Leave out the images and repeat the listing below without a single change.

Data records:
+===+
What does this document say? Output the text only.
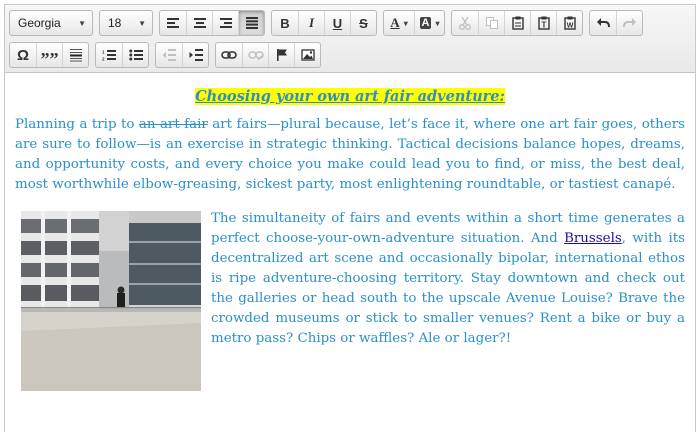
Georgia ▼ 18 ▼	B I U S A ▾ A ▾	T	W
Ω ””	1
2

Choosing your own art fair adventure:

Planning a trip to an art fair art fairs—plural because, let’s face it, where one art fair goes, others are sure to follow—is an exercise in strategic thinking. Tactical decisions balance hopes, dreams, and opportunity costs, and every choice you make could lead you to find, or miss, the best deal, most worthwhile elbow-greasing, sickest party, most enlightening roundtable, or tastiest canapé.

The simultaneity of fairs and events within a short time generates a perfect choose-your-own-adventure situation. And Brussels, with its decentralized art scene and occasionally bipolar, international ethos is ripe adventure-choosing territory. Stay downtown and check out the galleries or head south to the upscale Avenue Louise? Brave the crowded museums or stick to smaller venues? Rent a bike or buy a metro pass? Chips or waffles? Ale or lager?!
+===+
[EXERCISE SOLUTION]:
What does this document say? Output the text only.
Georgia ▼ 18 ▼	B I U S A ▾ A ▾	T	W
Ω ””	1
2

Choosing your own art fair adventure:

Planning a trip to an art fair art fairs—plural because, let’s face it, where one art fair goes, others are sure to follow—is an exercise in strategic thinking. Tactical decisions balance hopes, dreams, and opportunity costs, and every choice you make could lead you to find, or miss, the best deal, most worthwhile elbow-greasing, sickest party, most enlightening roundtable, or tastiest canapé.

The simultaneity of fairs and events within a short time generates a perfect choose-your-own-adventure situation. And Brussels, with its decentralized art scene and occasionally bipolar, international ethos is ripe adventure-choosing territory. Stay downtown and check out the galleries or head south to the upscale Avenue Louise? Brave the crowded museums or stick to smaller venues? Rent a bike or buy a metro pass? Chips or waffles? Ale or lager?!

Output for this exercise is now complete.